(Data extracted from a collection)
★ ★ ★ ★ ★
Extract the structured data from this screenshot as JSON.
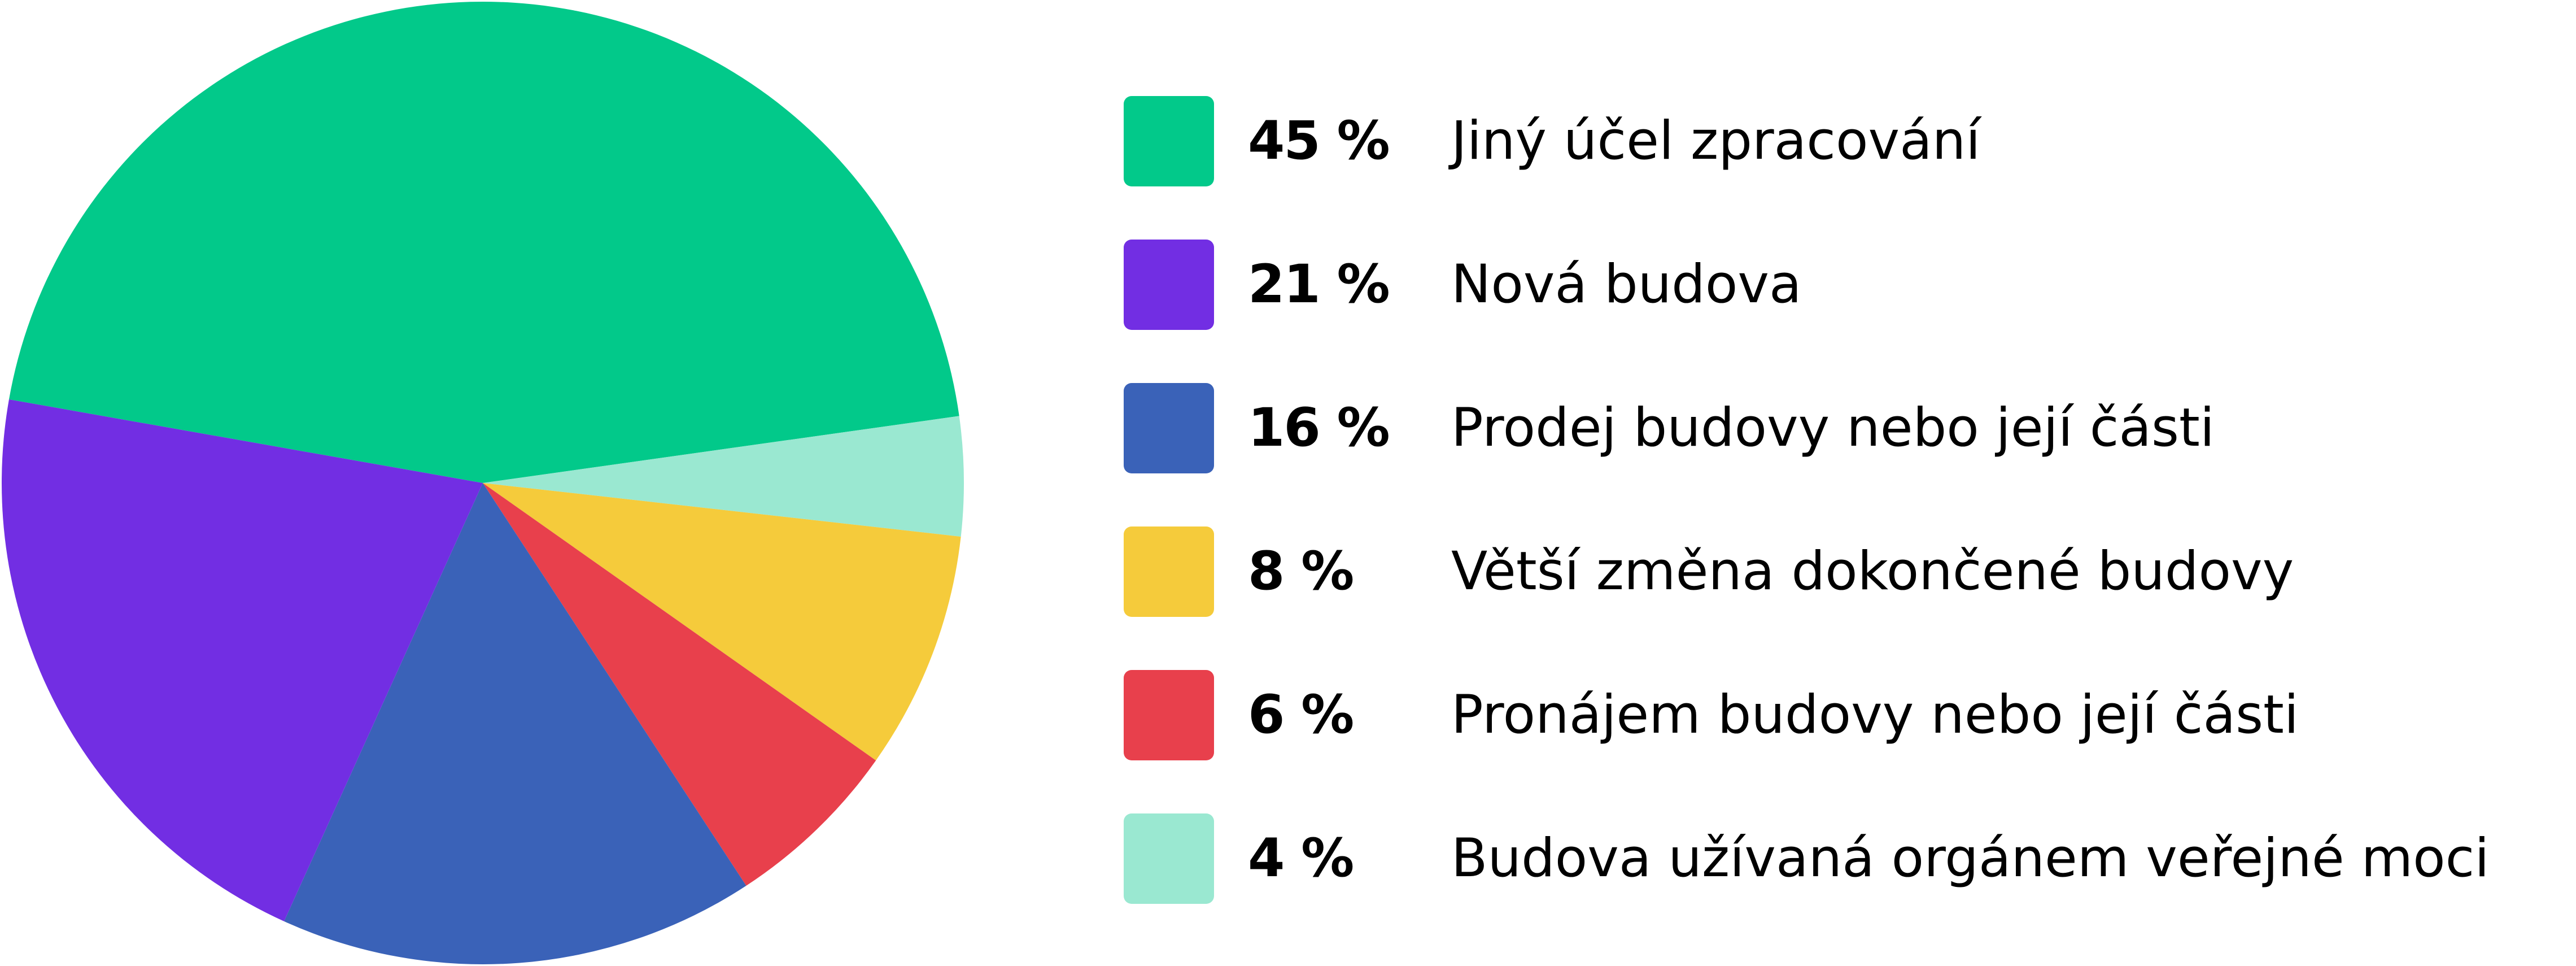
{
  "chart_data": {
    "type": "pie",
    "slices": [
      {
        "label": "Jiný účel zpracování",
        "value": 45,
        "value_label": "45 %",
        "color": "#02c98a"
      },
      {
        "label": "Nová budova",
        "value": 21,
        "value_label": "21 %",
        "color": "#722ee3"
      },
      {
        "label": "Prodej budovy nebo její části",
        "value": 16,
        "value_label": "16 %",
        "color": "#3a62b8"
      },
      {
        "label": "Větší změna dokončené budovy",
        "value": 8,
        "value_label": "8 %",
        "color": "#f5cb3b"
      },
      {
        "label": "Pronájem budovy nebo její části",
        "value": 6,
        "value_label": "6 %",
        "color": "#e8404c"
      },
      {
        "label": "Budova užívaná orgánem veřejné moci",
        "value": 4,
        "value_label": "4 %",
        "color": "#9ae8d1"
      }
    ],
    "legend_placement": "right"
  }
}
★ ★ ★ ★ ★
In the records above, collect each line with "budovy".

        "label": "Prodej budovy nebo její části",
        "label": "Větší změna dokončené budovy",
        "label": "Pronájem budovy nebo její části",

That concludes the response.